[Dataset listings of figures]
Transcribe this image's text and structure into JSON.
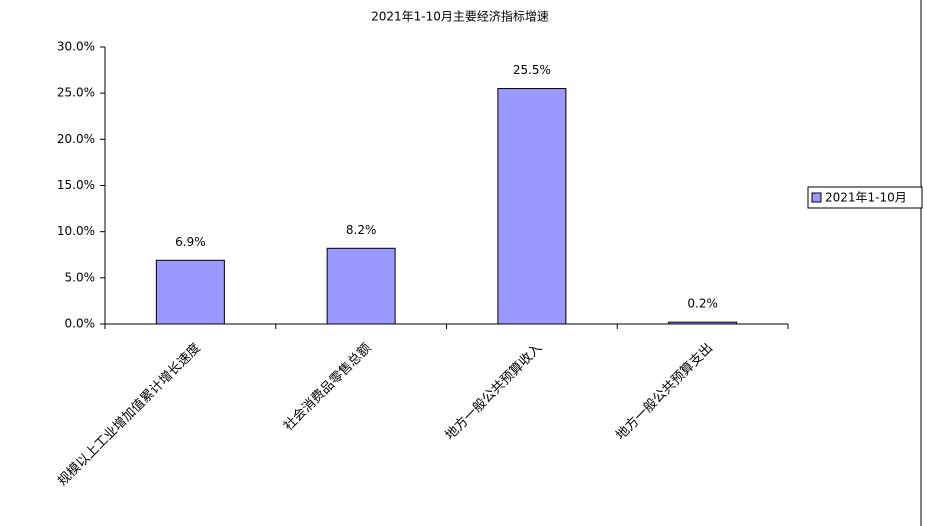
{
  "chart_data": {
    "type": "bar",
    "title": "2021年1-10月主要经济指标增速",
    "categories": [
      "规模以上工业增加值累计增长速度",
      "社会消费品零售总额",
      "地方一般公共预算收入",
      "地方一般公共预算支出"
    ],
    "series": [
      {
        "name": "2021年1-10月",
        "color": "#9999ff",
        "values": [
          6.9,
          8.2,
          25.5,
          0.2
        ],
        "value_labels": [
          "6.9%",
          "8.2%",
          "25.5%",
          "0.2%"
        ]
      }
    ],
    "ylim": [
      0,
      30
    ],
    "yticks": [
      {
        "value": 0,
        "label": "0.0%"
      },
      {
        "value": 5,
        "label": "5.0%"
      },
      {
        "value": 10,
        "label": "10.0%"
      },
      {
        "value": 15,
        "label": "15.0%"
      },
      {
        "value": 20,
        "label": "20.0%"
      },
      {
        "value": 25,
        "label": "25.0%"
      },
      {
        "value": 30,
        "label": "30.0%"
      }
    ],
    "grid": false,
    "legend": "right"
  }
}
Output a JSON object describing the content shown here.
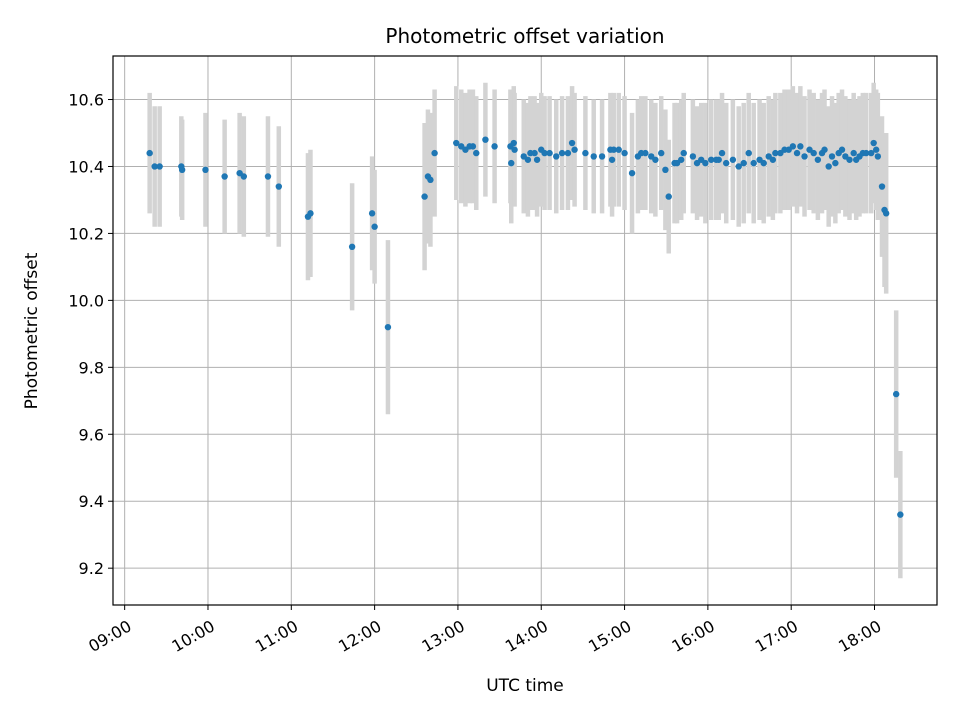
{
  "chart_data": {
    "type": "scatter",
    "title": "Photometric offset variation",
    "xlabel": "UTC time",
    "ylabel": "Photometric offset",
    "x_unit": "hours UTC",
    "xlim": [
      8.86,
      18.75
    ],
    "ylim": [
      9.09,
      10.73
    ],
    "xticks": [
      9,
      10,
      11,
      12,
      13,
      14,
      15,
      16,
      17,
      18
    ],
    "xtick_labels": [
      "09:00",
      "10:00",
      "11:00",
      "12:00",
      "13:00",
      "14:00",
      "15:00",
      "16:00",
      "17:00",
      "18:00"
    ],
    "yticks": [
      9.2,
      9.4,
      9.6,
      9.8,
      10.0,
      10.2,
      10.4,
      10.6
    ],
    "ytick_labels": [
      "9.2",
      "9.4",
      "9.6",
      "9.8",
      "10.0",
      "10.2",
      "10.4",
      "10.6"
    ],
    "grid": true,
    "colors": {
      "marker": "#1f77b4",
      "errorbar": "#d3d3d3",
      "grid": "#b0b0b0"
    },
    "series": [
      {
        "x": [
          9.3,
          9.36,
          9.42,
          9.68,
          9.69,
          9.97,
          10.2,
          10.38,
          10.43,
          10.72,
          10.85,
          11.2,
          11.23,
          11.73,
          11.97,
          12.0,
          12.16,
          12.6,
          12.64,
          12.67,
          12.72,
          12.98,
          13.04,
          13.09,
          13.14,
          13.18,
          13.22,
          13.33,
          13.44,
          13.63,
          13.64,
          13.67,
          13.68,
          13.79,
          13.84,
          13.87,
          13.92,
          13.95,
          14.0,
          14.04,
          14.1,
          14.18,
          14.25,
          14.32,
          14.37,
          14.4,
          14.53,
          14.63,
          14.73,
          14.83,
          14.85,
          14.87,
          14.93,
          15.0,
          15.09,
          15.16,
          15.2,
          15.25,
          15.32,
          15.37,
          15.44,
          15.49,
          15.53,
          15.6,
          15.63,
          15.68,
          15.71,
          15.82,
          15.87,
          15.92,
          15.97,
          16.04,
          16.1,
          16.13,
          16.17,
          16.22,
          16.3,
          16.37,
          16.43,
          16.49,
          16.55,
          16.62,
          16.67,
          16.73,
          16.78,
          16.81,
          16.87,
          16.92,
          16.97,
          17.02,
          17.07,
          17.11,
          17.16,
          17.22,
          17.27,
          17.32,
          17.37,
          17.4,
          17.45,
          17.49,
          17.53,
          17.57,
          17.61,
          17.65,
          17.7,
          17.75,
          17.78,
          17.82,
          17.86,
          17.9,
          17.96,
          17.99,
          18.02,
          18.04,
          18.09,
          18.12,
          18.14,
          18.26,
          18.31
        ],
        "y": [
          10.44,
          10.4,
          10.4,
          10.4,
          10.39,
          10.39,
          10.37,
          10.38,
          10.37,
          10.37,
          10.34,
          10.25,
          10.26,
          10.16,
          10.26,
          10.22,
          9.92,
          10.31,
          10.37,
          10.36,
          10.44,
          10.47,
          10.46,
          10.45,
          10.46,
          10.46,
          10.44,
          10.48,
          10.46,
          10.46,
          10.41,
          10.47,
          10.45,
          10.43,
          10.42,
          10.44,
          10.44,
          10.42,
          10.45,
          10.44,
          10.44,
          10.43,
          10.44,
          10.44,
          10.47,
          10.45,
          10.44,
          10.43,
          10.43,
          10.45,
          10.42,
          10.45,
          10.45,
          10.44,
          10.38,
          10.43,
          10.44,
          10.44,
          10.43,
          10.42,
          10.44,
          10.39,
          10.31,
          10.41,
          10.41,
          10.42,
          10.44,
          10.43,
          10.41,
          10.42,
          10.41,
          10.42,
          10.42,
          10.42,
          10.44,
          10.41,
          10.42,
          10.4,
          10.41,
          10.44,
          10.41,
          10.42,
          10.41,
          10.43,
          10.42,
          10.44,
          10.44,
          10.45,
          10.45,
          10.46,
          10.44,
          10.46,
          10.43,
          10.45,
          10.44,
          10.42,
          10.44,
          10.45,
          10.4,
          10.43,
          10.41,
          10.44,
          10.45,
          10.43,
          10.42,
          10.44,
          10.42,
          10.43,
          10.44,
          10.44,
          10.44,
          10.47,
          10.45,
          10.43,
          10.34,
          10.27,
          10.26,
          9.72,
          9.36
        ],
        "yerr": [
          0.18,
          0.18,
          0.18,
          0.15,
          0.15,
          0.17,
          0.17,
          0.18,
          0.18,
          0.18,
          0.18,
          0.19,
          0.19,
          0.19,
          0.17,
          0.17,
          0.26,
          0.22,
          0.2,
          0.2,
          0.19,
          0.17,
          0.17,
          0.17,
          0.17,
          0.17,
          0.17,
          0.17,
          0.17,
          0.17,
          0.18,
          0.17,
          0.17,
          0.17,
          0.17,
          0.17,
          0.17,
          0.17,
          0.17,
          0.17,
          0.17,
          0.17,
          0.17,
          0.17,
          0.17,
          0.17,
          0.17,
          0.17,
          0.17,
          0.17,
          0.17,
          0.17,
          0.17,
          0.17,
          0.18,
          0.17,
          0.17,
          0.17,
          0.17,
          0.17,
          0.17,
          0.18,
          0.17,
          0.18,
          0.18,
          0.18,
          0.18,
          0.17,
          0.17,
          0.17,
          0.18,
          0.18,
          0.18,
          0.18,
          0.18,
          0.18,
          0.18,
          0.18,
          0.18,
          0.18,
          0.18,
          0.18,
          0.18,
          0.18,
          0.18,
          0.18,
          0.18,
          0.18,
          0.18,
          0.18,
          0.18,
          0.18,
          0.18,
          0.18,
          0.18,
          0.18,
          0.18,
          0.18,
          0.18,
          0.18,
          0.18,
          0.18,
          0.18,
          0.18,
          0.18,
          0.18,
          0.18,
          0.18,
          0.18,
          0.18,
          0.18,
          0.18,
          0.18,
          0.19,
          0.21,
          0.23,
          0.24,
          0.25,
          0.19
        ]
      }
    ]
  }
}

■ Exercise objective:
State how many lines of the data include the word "JSON", with nothing else.

■ Correct response:
2